Exercise details:
How many of the lines contain the string "万元的罚款"? Give the number, with no other words.

[Recorded data]
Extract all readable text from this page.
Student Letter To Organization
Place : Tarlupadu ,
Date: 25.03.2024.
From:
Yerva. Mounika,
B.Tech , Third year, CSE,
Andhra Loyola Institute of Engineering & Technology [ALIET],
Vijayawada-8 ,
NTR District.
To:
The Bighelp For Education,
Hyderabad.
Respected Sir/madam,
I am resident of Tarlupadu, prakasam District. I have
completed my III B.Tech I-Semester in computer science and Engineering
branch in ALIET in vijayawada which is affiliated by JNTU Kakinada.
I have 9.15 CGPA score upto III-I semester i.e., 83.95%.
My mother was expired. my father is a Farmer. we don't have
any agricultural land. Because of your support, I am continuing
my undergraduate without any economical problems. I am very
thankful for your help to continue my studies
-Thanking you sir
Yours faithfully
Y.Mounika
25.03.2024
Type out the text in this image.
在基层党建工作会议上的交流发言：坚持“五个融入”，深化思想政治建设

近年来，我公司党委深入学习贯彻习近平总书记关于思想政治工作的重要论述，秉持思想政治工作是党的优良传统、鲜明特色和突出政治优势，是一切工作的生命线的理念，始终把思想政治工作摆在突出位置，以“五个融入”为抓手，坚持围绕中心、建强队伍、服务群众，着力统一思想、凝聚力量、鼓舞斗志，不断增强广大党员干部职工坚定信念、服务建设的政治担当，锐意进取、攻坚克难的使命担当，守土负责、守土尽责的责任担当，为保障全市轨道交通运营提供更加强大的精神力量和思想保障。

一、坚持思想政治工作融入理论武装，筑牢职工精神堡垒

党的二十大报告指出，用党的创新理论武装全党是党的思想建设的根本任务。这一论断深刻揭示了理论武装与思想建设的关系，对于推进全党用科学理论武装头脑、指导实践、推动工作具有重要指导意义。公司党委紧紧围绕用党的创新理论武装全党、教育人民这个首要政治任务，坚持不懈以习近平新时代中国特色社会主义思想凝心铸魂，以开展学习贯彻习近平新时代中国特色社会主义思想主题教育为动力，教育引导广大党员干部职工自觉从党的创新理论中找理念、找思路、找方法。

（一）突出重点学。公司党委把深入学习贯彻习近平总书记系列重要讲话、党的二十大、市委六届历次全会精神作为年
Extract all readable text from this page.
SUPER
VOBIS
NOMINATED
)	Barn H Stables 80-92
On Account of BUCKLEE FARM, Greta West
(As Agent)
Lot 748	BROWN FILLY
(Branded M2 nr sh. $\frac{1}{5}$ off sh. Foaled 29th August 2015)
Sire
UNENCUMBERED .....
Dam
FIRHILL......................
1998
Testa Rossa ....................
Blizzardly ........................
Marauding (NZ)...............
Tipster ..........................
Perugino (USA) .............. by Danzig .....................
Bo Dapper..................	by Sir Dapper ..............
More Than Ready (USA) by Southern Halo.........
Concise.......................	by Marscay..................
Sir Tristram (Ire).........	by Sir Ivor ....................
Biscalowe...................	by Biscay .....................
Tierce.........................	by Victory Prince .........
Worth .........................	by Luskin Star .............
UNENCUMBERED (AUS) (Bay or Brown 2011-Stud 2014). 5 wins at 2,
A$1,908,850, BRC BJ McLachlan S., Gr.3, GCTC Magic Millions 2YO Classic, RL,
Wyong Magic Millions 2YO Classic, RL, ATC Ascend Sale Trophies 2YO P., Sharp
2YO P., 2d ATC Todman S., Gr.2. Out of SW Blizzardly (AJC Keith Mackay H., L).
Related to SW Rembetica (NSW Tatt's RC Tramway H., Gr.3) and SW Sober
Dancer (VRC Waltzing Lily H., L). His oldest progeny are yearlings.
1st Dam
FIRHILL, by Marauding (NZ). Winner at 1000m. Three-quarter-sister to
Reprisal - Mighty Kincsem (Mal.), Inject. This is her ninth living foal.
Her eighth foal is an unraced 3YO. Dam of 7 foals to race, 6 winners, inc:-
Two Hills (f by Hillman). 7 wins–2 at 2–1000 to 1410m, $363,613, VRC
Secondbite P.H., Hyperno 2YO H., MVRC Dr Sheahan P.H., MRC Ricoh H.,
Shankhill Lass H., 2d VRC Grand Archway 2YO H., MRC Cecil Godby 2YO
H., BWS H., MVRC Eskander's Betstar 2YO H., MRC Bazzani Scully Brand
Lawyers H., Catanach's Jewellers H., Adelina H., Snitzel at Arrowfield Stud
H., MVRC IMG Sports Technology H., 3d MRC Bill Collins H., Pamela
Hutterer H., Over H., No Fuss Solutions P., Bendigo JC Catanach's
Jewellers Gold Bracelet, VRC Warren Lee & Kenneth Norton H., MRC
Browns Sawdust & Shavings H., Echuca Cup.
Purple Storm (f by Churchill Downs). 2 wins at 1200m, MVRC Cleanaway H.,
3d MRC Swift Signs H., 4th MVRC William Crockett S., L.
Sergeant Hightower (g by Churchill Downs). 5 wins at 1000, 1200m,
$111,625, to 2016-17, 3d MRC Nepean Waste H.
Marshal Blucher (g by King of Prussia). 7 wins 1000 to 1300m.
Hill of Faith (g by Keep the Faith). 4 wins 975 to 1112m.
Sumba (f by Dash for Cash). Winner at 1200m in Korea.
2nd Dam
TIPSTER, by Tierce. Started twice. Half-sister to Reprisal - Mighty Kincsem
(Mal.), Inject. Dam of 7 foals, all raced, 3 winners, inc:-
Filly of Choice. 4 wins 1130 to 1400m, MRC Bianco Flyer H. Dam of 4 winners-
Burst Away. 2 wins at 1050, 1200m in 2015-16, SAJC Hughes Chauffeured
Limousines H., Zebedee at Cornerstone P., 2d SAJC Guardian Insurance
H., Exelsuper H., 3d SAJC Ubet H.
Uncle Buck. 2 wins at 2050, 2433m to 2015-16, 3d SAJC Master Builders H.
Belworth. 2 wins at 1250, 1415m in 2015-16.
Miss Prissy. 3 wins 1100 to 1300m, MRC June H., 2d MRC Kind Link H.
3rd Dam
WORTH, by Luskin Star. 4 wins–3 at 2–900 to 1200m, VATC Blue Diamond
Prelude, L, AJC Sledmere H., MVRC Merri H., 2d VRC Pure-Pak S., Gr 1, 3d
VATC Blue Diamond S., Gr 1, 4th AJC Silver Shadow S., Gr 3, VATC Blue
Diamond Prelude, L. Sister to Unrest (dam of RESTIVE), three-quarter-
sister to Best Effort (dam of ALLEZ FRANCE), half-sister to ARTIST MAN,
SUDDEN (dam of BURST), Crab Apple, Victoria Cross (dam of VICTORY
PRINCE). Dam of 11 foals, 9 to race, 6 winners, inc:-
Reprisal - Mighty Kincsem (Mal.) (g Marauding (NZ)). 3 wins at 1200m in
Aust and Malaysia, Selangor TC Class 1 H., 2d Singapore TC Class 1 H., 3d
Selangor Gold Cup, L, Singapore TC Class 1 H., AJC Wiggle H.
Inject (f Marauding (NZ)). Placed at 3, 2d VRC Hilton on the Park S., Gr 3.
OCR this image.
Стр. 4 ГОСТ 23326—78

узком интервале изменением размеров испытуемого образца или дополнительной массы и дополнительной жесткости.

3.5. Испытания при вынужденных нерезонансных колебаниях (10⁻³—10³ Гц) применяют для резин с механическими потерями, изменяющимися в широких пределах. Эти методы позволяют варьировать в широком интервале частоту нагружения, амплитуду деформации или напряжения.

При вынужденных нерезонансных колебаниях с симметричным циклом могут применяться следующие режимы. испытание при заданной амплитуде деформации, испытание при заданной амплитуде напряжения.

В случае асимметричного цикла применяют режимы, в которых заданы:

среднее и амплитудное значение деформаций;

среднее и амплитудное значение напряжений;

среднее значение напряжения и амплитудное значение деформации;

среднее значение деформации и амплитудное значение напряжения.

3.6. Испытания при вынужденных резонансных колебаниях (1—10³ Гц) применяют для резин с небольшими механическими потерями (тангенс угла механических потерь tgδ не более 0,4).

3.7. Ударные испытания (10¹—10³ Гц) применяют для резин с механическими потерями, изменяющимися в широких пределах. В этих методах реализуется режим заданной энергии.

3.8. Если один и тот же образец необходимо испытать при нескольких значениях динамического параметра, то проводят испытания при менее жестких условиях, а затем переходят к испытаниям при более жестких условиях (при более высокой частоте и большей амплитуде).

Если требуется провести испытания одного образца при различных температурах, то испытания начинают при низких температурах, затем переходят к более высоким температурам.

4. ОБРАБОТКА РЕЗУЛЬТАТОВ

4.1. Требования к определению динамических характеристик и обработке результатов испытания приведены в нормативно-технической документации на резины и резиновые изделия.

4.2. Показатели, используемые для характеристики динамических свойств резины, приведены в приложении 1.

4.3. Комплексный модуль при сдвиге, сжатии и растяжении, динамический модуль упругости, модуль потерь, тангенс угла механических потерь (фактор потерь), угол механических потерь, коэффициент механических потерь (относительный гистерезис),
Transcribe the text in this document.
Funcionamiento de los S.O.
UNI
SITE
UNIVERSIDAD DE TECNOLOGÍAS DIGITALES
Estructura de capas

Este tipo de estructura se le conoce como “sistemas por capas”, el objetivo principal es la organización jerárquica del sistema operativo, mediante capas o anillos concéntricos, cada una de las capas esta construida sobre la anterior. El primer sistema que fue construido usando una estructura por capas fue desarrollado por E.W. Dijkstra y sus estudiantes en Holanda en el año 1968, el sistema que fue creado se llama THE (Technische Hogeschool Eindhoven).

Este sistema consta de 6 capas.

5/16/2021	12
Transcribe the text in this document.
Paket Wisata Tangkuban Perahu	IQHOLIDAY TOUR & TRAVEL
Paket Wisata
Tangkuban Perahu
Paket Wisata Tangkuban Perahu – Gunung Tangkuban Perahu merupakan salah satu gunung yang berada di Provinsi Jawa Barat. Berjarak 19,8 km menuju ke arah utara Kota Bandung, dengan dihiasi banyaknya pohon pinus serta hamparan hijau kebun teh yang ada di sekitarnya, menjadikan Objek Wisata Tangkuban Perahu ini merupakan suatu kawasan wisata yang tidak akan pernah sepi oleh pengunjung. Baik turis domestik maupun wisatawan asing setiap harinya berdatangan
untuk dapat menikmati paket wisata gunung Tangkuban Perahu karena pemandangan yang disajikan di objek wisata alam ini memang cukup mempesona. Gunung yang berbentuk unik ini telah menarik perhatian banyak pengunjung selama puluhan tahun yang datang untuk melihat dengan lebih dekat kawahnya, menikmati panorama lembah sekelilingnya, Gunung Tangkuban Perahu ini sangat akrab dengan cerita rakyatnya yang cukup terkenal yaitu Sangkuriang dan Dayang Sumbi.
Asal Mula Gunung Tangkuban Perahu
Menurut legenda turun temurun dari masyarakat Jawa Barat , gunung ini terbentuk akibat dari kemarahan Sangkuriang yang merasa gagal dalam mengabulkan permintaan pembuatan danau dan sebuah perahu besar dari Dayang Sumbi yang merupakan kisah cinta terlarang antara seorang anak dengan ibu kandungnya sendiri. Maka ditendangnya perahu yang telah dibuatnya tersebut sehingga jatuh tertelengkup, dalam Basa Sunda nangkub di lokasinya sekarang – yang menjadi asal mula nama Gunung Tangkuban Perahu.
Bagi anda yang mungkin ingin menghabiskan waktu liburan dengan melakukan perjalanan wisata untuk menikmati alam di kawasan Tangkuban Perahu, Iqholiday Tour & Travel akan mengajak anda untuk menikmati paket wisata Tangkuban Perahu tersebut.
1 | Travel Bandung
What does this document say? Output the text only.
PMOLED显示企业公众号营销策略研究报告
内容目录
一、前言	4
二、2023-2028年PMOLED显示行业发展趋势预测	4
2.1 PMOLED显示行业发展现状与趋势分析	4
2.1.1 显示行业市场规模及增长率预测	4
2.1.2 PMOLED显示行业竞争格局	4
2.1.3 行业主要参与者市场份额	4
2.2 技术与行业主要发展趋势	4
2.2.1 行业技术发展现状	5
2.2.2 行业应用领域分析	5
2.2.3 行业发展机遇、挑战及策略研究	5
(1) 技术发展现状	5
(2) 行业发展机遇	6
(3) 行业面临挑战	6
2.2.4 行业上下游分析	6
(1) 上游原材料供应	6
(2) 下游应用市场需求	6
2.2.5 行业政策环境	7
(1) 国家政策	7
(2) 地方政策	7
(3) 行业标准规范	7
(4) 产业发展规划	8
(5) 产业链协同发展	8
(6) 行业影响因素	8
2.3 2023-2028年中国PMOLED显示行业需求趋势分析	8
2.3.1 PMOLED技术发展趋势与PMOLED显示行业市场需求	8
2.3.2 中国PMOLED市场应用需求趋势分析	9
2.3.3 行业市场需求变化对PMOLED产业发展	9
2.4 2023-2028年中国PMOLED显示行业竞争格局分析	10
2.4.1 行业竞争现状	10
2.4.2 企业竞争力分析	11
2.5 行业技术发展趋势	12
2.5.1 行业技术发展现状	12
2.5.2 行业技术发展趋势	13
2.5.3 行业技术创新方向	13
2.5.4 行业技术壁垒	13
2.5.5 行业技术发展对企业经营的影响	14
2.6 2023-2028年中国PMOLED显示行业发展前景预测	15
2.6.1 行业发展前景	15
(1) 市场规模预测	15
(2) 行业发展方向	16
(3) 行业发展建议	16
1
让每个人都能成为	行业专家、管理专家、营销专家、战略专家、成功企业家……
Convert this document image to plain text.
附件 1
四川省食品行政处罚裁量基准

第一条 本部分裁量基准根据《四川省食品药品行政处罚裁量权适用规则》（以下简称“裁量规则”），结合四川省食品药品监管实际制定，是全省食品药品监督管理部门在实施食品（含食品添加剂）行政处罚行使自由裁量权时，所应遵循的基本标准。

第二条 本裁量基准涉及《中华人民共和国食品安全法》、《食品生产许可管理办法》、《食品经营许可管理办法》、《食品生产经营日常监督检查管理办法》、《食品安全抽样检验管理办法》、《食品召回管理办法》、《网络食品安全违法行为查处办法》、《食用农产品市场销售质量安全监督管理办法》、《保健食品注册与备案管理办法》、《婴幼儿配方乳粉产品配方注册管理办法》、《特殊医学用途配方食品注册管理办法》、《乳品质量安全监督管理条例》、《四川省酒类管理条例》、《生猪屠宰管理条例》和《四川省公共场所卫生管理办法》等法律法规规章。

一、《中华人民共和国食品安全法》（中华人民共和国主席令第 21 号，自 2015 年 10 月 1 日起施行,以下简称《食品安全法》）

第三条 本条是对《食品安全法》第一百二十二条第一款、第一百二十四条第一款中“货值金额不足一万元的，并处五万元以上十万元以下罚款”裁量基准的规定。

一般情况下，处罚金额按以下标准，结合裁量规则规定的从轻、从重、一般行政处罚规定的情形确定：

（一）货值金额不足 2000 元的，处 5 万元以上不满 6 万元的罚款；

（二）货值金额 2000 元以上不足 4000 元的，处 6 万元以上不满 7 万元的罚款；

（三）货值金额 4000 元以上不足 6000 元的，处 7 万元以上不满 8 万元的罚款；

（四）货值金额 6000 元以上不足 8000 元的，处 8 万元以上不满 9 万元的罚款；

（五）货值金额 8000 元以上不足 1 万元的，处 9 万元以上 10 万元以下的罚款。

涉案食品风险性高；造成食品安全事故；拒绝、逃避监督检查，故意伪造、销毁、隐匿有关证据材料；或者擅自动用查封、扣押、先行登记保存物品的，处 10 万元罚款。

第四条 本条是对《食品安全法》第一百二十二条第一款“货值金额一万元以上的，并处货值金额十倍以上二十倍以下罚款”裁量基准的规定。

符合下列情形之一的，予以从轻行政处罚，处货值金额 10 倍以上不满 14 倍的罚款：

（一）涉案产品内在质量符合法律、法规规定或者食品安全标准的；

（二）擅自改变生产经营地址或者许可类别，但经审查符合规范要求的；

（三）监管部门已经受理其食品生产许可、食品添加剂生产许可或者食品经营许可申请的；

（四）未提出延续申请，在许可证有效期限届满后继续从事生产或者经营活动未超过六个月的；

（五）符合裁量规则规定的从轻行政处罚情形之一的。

The reply:
4